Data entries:
• • •
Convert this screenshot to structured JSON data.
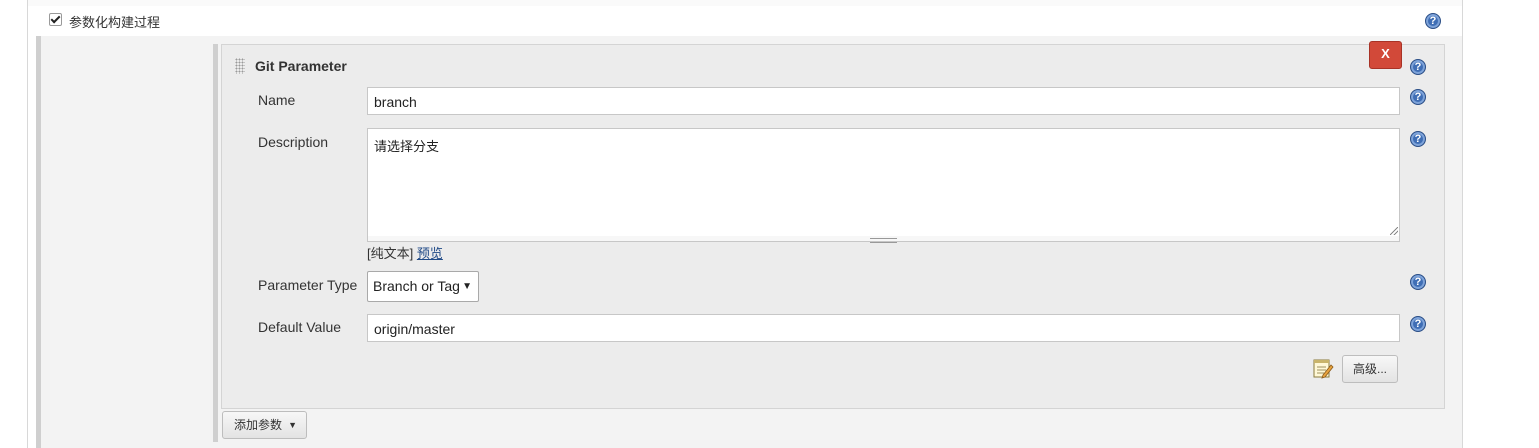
{
  "section": {
    "checkbox_label": "参数化构建过程",
    "checked": true
  },
  "parameter": {
    "title": "Git Parameter",
    "close_label": "X",
    "name_label": "Name",
    "name_value": "branch",
    "description_label": "Description",
    "description_value": "请选择分支",
    "format_prefix": "[纯文本]",
    "format_preview": "预览",
    "type_label": "Parameter Type",
    "type_value": "Branch or Tag",
    "default_label": "Default Value",
    "default_value": "origin/master",
    "advanced_label": "高级..."
  },
  "add_parameter_label": "添加参数",
  "help_icon_glyph": "?",
  "colors": {
    "close_button": "#d24939",
    "help_icon": "#3f6eb5",
    "link": "#204a87"
  }
}
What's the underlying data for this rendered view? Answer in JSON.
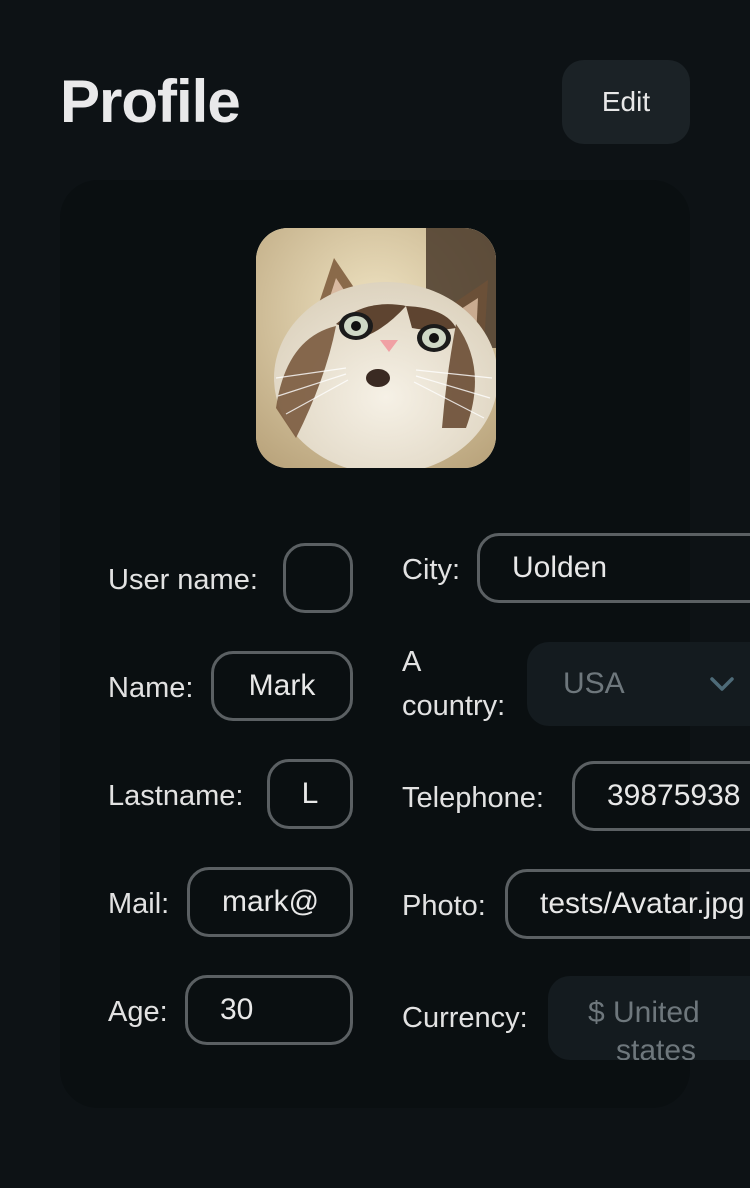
{
  "header": {
    "title": "Profile",
    "edit_label": "Edit"
  },
  "avatar": {
    "icon": "cat-photo"
  },
  "form": {
    "user_name": {
      "label": "User name:",
      "value": ""
    },
    "name": {
      "label": "Name:",
      "value": "Mark"
    },
    "lastname": {
      "label": "Lastname:",
      "value": "L"
    },
    "mail": {
      "label": "Mail:",
      "value": "mark@"
    },
    "age": {
      "label": "Age:",
      "value": "30"
    },
    "city": {
      "label": "City:",
      "value": "Uolden"
    },
    "country": {
      "label_line1": "A",
      "label_line2": "country:",
      "value": "USA"
    },
    "telephone": {
      "label": "Telephone:",
      "value": "39875938"
    },
    "photo": {
      "label": "Photo:",
      "value": "tests/Avatar.jpg"
    },
    "currency": {
      "label": "Currency:",
      "value_line1": "$ United",
      "value_line2": "states"
    }
  },
  "colors": {
    "background": "#0d1215",
    "card": "#0a0f11",
    "field_border": "#5b6063",
    "select_bg": "#141b1f",
    "accent_chevron": "#4e6b78"
  }
}
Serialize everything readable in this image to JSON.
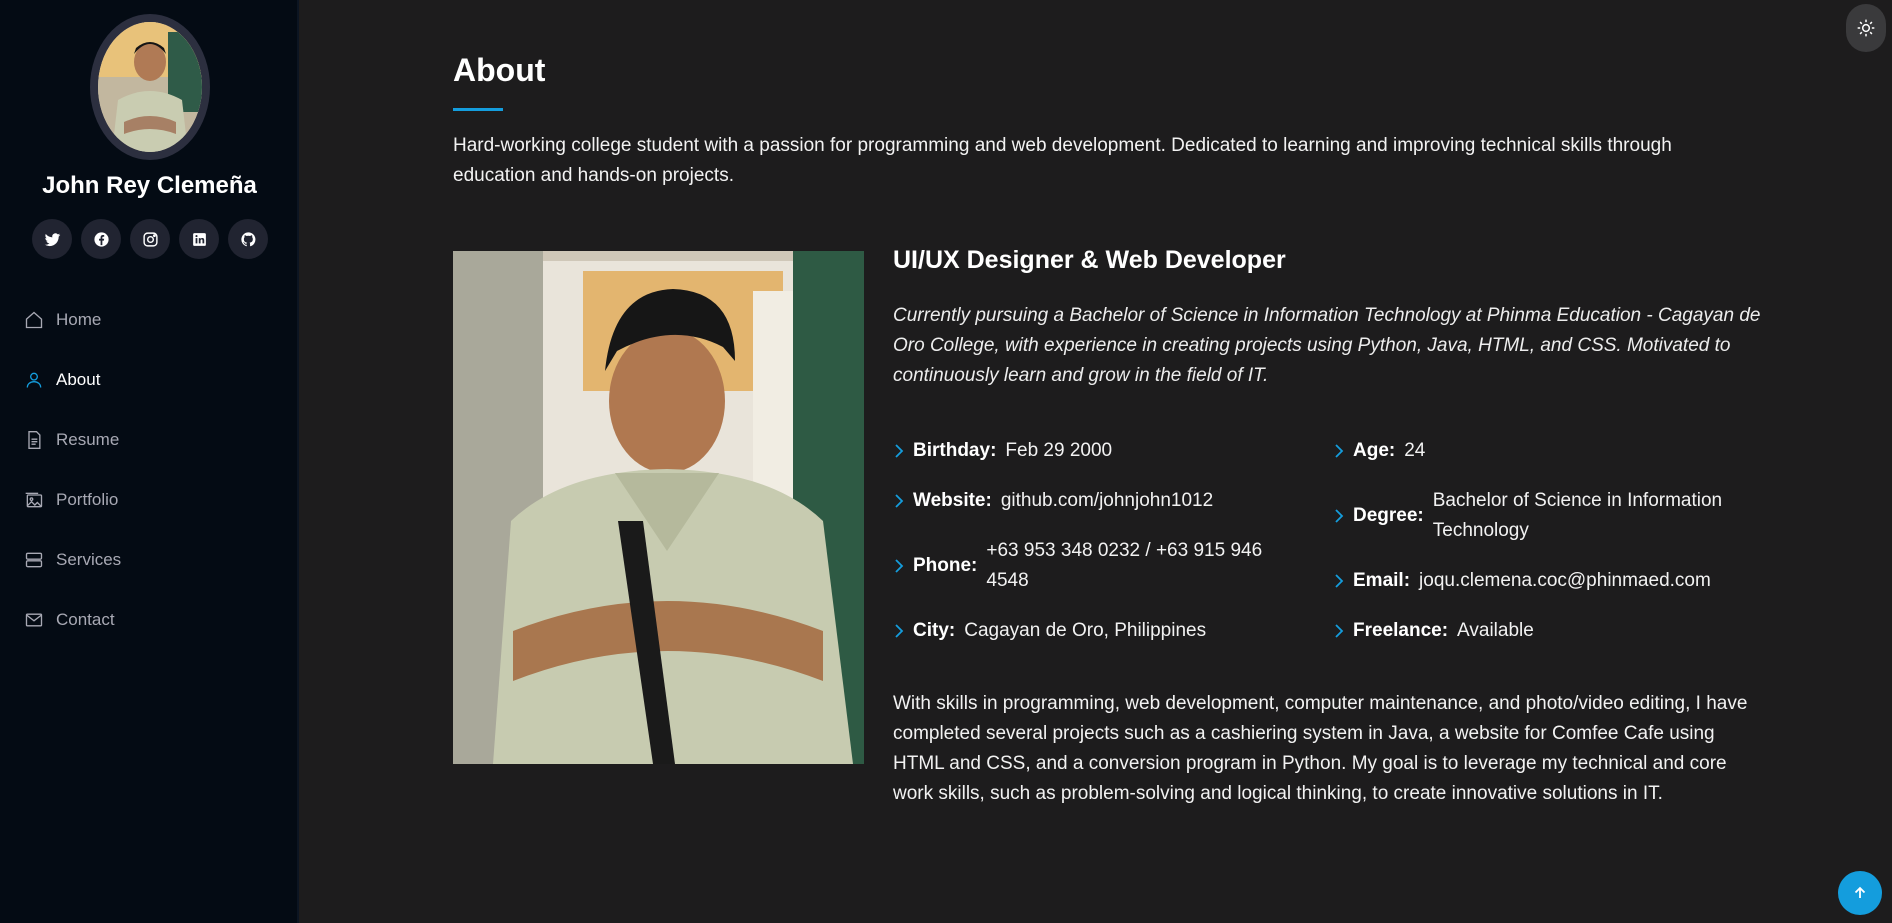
{
  "profile": {
    "name": "John Rey Clemeña"
  },
  "social": [
    {
      "icon": "twitter-icon"
    },
    {
      "icon": "facebook-icon"
    },
    {
      "icon": "instagram-icon"
    },
    {
      "icon": "linkedin-icon"
    },
    {
      "icon": "github-icon"
    }
  ],
  "nav": [
    {
      "label": "Home",
      "icon": "home-icon",
      "active": false
    },
    {
      "label": "About",
      "icon": "person-icon",
      "active": true
    },
    {
      "label": "Resume",
      "icon": "file-icon",
      "active": false
    },
    {
      "label": "Portfolio",
      "icon": "images-icon",
      "active": false
    },
    {
      "label": "Services",
      "icon": "server-icon",
      "active": false
    },
    {
      "label": "Contact",
      "icon": "envelope-icon",
      "active": false
    }
  ],
  "about": {
    "title": "About",
    "intro": "Hard-working college student with a passion for programming and web development. Dedicated to learning and improving technical skills through education and hands-on projects.",
    "role": "UI/UX Designer & Web Developer",
    "lead": "Currently pursuing a Bachelor of Science in Information Technology at Phinma Education - Cagayan de Oro College, with experience in creating projects using Python, Java, HTML, and CSS. Motivated to continuously learn and grow in the field of IT.",
    "facts": {
      "birthday": {
        "label": "Birthday:",
        "value": "Feb 29 2000"
      },
      "website": {
        "label": "Website:",
        "value": "github.com/johnjohn1012"
      },
      "phone": {
        "label": "Phone:",
        "value": "+63 953 348 0232 / +63 915 946 4548"
      },
      "city": {
        "label": "City:",
        "value": "Cagayan de Oro, Philippines"
      },
      "age": {
        "label": "Age:",
        "value": "24"
      },
      "degree": {
        "label": "Degree:",
        "value": "Bachelor of Science in Information Technology"
      },
      "email": {
        "label": "Email:",
        "value": "joqu.clemena.coc@phinmaed.com"
      },
      "freelance": {
        "label": "Freelance:",
        "value": "Available"
      }
    },
    "outro": "With skills in programming, web development, computer maintenance, and photo/video editing, I have completed several projects such as a cashiering system in Java, a website for Comfee Cafe using HTML and CSS, and a conversion program in Python. My goal is to leverage my technical and core work skills, such as problem-solving and logical thinking, to create innovative solutions in IT."
  },
  "colors": {
    "accent": "#149ddd",
    "sidebar": "#040b14",
    "background": "#1d1c1d"
  }
}
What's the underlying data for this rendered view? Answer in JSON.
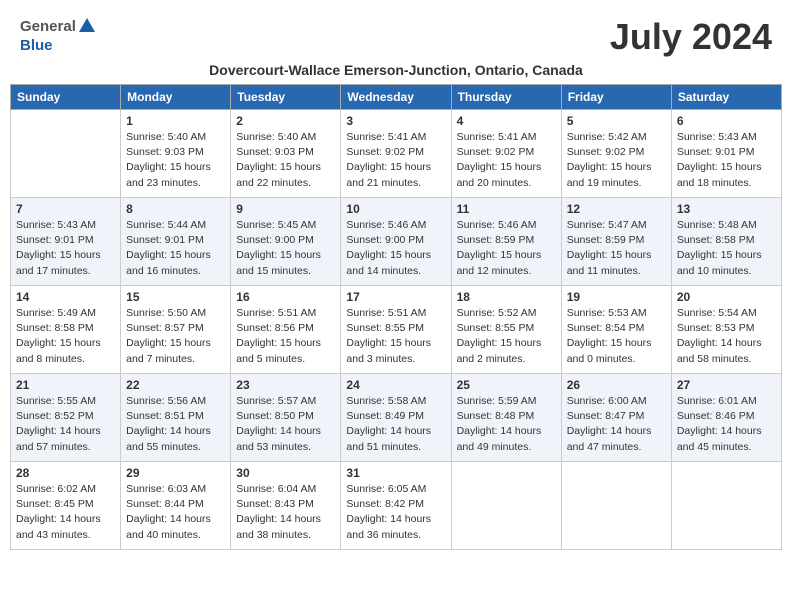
• • •
* **Set problem**
Copy all lines from the material that contain "Information".

* **Reply to the exercise**
    "lead": "Currently pursuing a Bachelor of Science in Information Technology at Phinma Education - Cagayan de Oro College, with experience in creating projects using Python, Java, HTML, and CSS. Motivated to continuously learn and grow in the field of IT.",
        "value": "Bachelor of Science in Information Technology"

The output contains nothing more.